## What to work on
Reproduce every entry in the listing without alteration.

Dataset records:

————————

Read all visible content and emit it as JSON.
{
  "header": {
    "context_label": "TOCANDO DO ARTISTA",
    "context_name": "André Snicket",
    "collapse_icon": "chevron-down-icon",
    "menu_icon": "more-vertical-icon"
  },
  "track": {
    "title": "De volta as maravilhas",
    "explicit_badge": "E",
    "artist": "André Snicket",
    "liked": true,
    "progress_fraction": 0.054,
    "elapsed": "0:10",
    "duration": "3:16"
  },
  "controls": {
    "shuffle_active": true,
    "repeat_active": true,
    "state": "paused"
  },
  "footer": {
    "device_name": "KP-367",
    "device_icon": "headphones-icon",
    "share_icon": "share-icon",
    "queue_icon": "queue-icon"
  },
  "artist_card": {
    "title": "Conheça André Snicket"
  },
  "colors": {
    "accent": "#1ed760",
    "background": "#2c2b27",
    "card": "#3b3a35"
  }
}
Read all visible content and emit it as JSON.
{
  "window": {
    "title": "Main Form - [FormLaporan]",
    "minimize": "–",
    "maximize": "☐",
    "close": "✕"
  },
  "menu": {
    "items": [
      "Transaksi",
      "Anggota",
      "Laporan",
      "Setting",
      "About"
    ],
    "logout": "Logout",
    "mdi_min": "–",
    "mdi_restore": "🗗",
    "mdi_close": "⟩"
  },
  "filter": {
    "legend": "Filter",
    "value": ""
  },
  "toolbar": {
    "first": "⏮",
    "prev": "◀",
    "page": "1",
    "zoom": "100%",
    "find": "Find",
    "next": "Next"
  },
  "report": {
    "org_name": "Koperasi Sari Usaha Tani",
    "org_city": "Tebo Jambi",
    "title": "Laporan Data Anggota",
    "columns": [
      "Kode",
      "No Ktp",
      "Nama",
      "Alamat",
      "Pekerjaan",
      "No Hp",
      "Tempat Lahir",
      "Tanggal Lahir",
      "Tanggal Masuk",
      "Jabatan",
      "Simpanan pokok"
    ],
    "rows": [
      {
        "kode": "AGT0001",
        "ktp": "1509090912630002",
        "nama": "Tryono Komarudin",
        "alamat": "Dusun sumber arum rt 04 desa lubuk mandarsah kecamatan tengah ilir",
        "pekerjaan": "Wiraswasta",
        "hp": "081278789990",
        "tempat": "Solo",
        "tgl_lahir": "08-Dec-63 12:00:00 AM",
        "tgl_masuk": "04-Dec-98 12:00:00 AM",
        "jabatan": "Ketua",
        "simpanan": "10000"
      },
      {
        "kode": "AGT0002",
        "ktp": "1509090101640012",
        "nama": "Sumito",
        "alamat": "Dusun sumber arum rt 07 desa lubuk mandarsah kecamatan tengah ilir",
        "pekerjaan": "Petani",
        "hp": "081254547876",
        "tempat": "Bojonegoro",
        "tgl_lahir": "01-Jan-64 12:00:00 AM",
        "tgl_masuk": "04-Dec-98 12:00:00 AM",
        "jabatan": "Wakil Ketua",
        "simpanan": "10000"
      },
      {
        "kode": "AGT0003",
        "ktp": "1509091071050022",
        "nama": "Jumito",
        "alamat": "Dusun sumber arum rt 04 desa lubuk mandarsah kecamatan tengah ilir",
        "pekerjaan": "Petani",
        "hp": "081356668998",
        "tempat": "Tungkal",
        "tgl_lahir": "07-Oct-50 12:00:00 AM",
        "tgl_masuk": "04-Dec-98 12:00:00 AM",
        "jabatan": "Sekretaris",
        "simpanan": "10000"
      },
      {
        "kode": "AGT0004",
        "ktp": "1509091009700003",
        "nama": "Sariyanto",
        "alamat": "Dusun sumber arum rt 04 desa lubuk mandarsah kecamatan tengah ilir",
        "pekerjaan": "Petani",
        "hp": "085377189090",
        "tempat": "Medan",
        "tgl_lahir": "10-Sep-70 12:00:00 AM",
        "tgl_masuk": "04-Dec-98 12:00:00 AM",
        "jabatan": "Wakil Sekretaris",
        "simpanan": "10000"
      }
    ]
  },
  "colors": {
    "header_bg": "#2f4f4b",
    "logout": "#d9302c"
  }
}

————————

## Exercise answer
Read all visible content and emit it as JSON.
{
  "header": {
    "context_label": "TOCANDO DO ARTISTA",
    "context_name": "André Snicket",
    "collapse_icon": "chevron-down-icon",
    "menu_icon": "more-vertical-icon"
  },
  "track": {
    "title": "De volta as maravilhas",
    "explicit_badge": "E",
    "artist": "André Snicket",
    "liked": true,
    "progress_fraction": 0.054,
    "elapsed": "0:10",
    "duration": "3:16"
  },
  "controls": {
    "shuffle_active": true,
    "repeat_active": true,
    "state": "paused"
  },
  "footer": {
    "device_name": "KP-367",
    "device_icon": "headphones-icon",
    "share_icon": "share-icon",
    "queue_icon": "queue-icon"
  },
  "artist_card": {
    "title": "Conheça André Snicket"
  },
  "colors": {
    "accent": "#1ed760",
    "background": "#2c2b27",
    "card": "#3b3a35"
  }
}
Read all visible content and emit it as JSON.
{
  "window": {
    "title": "Main Form - [FormLaporan]",
    "minimize": "–",
    "maximize": "☐",
    "close": "✕"
  },
  "menu": {
    "items": [
      "Transaksi",
      "Anggota",
      "Laporan",
      "Setting",
      "About"
    ],
    "logout": "Logout",
    "mdi_min": "–",
    "mdi_restore": "🗗",
    "mdi_close": "⟩"
  },
  "filter": {
    "legend": "Filter",
    "value": ""
  },
  "toolbar": {
    "first": "⏮",
    "prev": "◀",
    "page": "1",
    "zoom": "100%",
    "find": "Find",
    "next": "Next"
  },
  "report": {
    "org_name": "Koperasi Sari Usaha Tani",
    "org_city": "Tebo Jambi",
    "title": "Laporan Data Anggota",
    "columns": [
      "Kode",
      "No Ktp",
      "Nama",
      "Alamat",
      "Pekerjaan",
      "No Hp",
      "Tempat Lahir",
      "Tanggal Lahir",
      "Tanggal Masuk",
      "Jabatan",
      "Simpanan pokok"
    ],
    "rows": [
      {
        "kode": "AGT0001",
        "ktp": "1509090912630002",
        "nama": "Tryono Komarudin",
        "alamat": "Dusun sumber arum rt 04 desa lubuk mandarsah kecamatan tengah ilir",
        "pekerjaan": "Wiraswasta",
        "hp": "081278789990",
        "tempat": "Solo",
        "tgl_lahir": "08-Dec-63 12:00:00 AM",
        "tgl_masuk": "04-Dec-98 12:00:00 AM",
        "jabatan": "Ketua",
        "simpanan": "10000"
      },
      {
        "kode": "AGT0002",
        "ktp": "1509090101640012",
        "nama": "Sumito",
        "alamat": "Dusun sumber arum rt 07 desa lubuk mandarsah kecamatan tengah ilir",
        "pekerjaan": "Petani",
        "hp": "081254547876",
        "tempat": "Bojonegoro",
        "tgl_lahir": "01-Jan-64 12:00:00 AM",
        "tgl_masuk": "04-Dec-98 12:00:00 AM",
        "jabatan": "Wakil Ketua",
        "simpanan": "10000"
      },
      {
        "kode": "AGT0003",
        "ktp": "1509091071050022",
        "nama": "Jumito",
        "alamat": "Dusun sumber arum rt 04 desa lubuk mandarsah kecamatan tengah ilir",
        "pekerjaan": "Petani",
        "hp": "081356668998",
        "tempat": "Tungkal",
        "tgl_lahir": "07-Oct-50 12:00:00 AM",
        "tgl_masuk": "04-Dec-98 12:00:00 AM",
        "jabatan": "Sekretaris",
        "simpanan": "10000"
      },
      {
        "kode": "AGT0004",
        "ktp": "1509091009700003",
        "nama": "Sariyanto",
        "alamat": "Dusun sumber arum rt 04 desa lubuk mandarsah kecamatan tengah ilir",
        "pekerjaan": "Petani",
        "hp": "085377189090",
        "tempat": "Medan",
        "tgl_lahir": "10-Sep-70 12:00:00 AM",
        "tgl_masuk": "04-Dec-98 12:00:00 AM",
        "jabatan": "Wakil Sekretaris",
        "simpanan": "10000"
      }
    ]
  },
  "colors": {
    "header_bg": "#2f4f4b",
    "logout": "#d9302c"
  }
}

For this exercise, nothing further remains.